[BEGIN Records shown]
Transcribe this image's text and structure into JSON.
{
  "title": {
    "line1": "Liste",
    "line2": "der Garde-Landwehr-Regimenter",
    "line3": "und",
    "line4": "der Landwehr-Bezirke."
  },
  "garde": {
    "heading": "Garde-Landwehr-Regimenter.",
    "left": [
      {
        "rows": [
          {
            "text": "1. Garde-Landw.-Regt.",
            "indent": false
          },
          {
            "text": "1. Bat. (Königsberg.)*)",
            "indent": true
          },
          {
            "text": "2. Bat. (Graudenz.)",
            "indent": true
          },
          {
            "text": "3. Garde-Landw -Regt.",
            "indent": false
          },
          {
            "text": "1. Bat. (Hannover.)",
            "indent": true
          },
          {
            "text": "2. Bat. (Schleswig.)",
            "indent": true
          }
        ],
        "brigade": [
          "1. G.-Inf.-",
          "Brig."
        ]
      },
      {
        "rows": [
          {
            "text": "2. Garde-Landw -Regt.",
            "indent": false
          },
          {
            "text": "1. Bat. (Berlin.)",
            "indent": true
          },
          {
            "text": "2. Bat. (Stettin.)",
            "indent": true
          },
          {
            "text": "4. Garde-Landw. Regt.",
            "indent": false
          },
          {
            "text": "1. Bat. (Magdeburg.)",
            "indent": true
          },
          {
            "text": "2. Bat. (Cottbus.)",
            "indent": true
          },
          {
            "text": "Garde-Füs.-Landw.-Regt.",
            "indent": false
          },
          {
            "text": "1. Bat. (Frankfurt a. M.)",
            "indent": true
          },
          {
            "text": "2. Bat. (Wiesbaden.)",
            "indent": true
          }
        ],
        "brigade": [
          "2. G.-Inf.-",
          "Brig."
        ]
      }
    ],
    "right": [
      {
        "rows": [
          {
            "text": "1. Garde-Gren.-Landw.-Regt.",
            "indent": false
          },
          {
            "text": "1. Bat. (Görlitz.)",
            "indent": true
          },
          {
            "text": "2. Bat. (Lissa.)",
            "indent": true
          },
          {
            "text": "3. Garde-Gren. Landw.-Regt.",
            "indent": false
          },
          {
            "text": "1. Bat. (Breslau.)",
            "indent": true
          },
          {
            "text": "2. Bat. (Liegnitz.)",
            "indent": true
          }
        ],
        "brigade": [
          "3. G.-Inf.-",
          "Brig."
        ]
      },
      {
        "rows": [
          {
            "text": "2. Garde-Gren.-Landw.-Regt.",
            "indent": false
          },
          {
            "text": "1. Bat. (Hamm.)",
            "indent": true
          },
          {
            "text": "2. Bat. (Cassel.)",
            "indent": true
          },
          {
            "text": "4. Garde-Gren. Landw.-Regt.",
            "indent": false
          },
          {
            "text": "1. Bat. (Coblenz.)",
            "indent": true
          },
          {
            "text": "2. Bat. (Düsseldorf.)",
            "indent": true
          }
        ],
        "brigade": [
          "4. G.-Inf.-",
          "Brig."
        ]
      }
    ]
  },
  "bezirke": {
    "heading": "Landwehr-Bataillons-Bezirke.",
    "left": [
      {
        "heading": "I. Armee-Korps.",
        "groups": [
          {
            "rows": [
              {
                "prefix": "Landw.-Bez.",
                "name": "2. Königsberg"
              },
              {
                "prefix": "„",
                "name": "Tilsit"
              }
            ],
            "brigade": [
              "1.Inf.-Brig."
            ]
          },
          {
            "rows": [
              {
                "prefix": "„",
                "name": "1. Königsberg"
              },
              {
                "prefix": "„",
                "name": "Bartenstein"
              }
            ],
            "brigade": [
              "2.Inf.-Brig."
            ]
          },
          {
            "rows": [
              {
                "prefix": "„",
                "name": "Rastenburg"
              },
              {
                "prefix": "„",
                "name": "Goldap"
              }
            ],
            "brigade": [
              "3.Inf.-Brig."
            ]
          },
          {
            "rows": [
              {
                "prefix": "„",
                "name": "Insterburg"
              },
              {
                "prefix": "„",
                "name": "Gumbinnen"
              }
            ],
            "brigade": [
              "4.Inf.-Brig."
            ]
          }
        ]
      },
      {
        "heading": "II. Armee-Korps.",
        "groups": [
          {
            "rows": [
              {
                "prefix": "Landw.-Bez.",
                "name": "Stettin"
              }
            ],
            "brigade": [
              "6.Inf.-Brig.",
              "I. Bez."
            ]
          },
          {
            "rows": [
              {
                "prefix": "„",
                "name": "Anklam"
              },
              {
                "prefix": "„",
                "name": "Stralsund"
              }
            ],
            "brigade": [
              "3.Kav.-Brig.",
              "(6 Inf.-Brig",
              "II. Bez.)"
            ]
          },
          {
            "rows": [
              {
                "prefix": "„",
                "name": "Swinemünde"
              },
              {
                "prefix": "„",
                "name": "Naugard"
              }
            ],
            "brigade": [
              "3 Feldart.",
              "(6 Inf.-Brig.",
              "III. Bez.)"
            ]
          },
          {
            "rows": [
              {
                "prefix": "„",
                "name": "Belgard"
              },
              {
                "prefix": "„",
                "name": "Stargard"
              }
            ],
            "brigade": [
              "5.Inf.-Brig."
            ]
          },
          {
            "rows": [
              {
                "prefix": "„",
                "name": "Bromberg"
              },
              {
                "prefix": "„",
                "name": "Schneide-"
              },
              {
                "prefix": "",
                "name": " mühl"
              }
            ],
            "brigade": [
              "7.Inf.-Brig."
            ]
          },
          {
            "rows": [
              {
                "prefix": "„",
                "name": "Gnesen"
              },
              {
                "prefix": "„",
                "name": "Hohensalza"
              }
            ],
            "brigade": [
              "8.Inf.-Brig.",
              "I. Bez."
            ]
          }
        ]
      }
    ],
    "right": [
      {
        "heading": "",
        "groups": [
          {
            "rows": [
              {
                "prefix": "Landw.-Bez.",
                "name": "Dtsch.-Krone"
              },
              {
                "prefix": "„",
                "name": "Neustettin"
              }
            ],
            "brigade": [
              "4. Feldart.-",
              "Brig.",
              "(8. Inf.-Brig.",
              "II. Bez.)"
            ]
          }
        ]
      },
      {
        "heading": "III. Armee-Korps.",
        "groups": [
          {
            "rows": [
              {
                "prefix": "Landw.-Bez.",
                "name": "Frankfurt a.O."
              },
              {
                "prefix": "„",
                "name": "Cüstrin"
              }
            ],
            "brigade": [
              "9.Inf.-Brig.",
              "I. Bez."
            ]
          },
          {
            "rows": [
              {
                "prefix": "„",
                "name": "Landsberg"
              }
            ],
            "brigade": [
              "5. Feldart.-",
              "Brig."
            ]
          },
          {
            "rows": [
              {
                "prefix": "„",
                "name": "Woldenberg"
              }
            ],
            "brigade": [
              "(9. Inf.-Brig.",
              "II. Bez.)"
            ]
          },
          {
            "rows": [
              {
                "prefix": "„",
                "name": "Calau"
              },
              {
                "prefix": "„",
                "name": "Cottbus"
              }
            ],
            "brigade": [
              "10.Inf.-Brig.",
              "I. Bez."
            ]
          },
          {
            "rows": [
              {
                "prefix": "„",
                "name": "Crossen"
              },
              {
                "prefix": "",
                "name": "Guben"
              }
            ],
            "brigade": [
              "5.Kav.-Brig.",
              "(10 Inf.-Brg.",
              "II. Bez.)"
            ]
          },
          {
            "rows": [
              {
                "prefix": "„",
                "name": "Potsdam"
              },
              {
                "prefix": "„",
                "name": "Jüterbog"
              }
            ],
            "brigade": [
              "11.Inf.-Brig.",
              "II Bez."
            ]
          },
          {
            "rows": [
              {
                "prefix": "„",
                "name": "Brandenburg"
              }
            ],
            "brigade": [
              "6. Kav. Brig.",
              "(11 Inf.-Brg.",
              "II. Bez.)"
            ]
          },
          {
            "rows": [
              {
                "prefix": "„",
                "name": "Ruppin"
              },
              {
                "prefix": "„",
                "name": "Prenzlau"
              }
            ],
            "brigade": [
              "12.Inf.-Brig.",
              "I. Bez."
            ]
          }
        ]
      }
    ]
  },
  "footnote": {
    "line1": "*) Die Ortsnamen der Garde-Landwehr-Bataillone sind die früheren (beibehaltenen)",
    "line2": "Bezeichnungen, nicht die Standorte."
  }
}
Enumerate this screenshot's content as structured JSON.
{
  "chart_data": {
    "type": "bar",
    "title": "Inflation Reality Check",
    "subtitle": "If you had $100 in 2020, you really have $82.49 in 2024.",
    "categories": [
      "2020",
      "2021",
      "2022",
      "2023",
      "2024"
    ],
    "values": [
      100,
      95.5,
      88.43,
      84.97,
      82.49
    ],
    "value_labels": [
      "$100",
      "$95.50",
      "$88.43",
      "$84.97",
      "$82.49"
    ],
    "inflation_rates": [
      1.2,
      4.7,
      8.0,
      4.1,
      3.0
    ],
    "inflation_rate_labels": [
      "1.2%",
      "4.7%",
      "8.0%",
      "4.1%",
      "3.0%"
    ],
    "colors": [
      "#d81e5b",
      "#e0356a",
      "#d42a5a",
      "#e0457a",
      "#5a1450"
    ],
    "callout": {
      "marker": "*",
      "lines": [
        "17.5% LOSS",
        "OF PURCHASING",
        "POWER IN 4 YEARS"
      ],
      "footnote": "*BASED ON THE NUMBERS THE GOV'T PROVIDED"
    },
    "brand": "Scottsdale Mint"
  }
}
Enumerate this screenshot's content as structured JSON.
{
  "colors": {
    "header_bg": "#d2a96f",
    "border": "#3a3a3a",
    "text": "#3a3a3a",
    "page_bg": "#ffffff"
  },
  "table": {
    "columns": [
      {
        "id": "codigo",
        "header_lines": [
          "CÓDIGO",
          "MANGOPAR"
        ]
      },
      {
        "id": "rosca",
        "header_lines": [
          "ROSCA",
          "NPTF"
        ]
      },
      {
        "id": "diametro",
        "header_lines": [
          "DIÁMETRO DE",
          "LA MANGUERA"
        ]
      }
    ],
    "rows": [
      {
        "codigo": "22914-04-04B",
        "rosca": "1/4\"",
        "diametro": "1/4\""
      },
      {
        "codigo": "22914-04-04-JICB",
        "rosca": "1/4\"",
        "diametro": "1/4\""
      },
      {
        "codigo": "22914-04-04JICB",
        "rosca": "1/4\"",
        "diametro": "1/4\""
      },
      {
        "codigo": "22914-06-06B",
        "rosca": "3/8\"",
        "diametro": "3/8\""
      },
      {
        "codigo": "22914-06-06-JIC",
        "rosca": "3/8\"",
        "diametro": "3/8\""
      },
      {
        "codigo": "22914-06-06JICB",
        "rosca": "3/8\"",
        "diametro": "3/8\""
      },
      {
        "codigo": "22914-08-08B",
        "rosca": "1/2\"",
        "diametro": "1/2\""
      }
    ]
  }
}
[END Records shown]
(Exercise prompt): Where a line in the entries holds the word "Armee", copy that line.

(Answer to the problem):
        "heading": "I. Armee-Korps.",
        "heading": "II. Armee-Korps.",
        "heading": "III. Armee-Korps.",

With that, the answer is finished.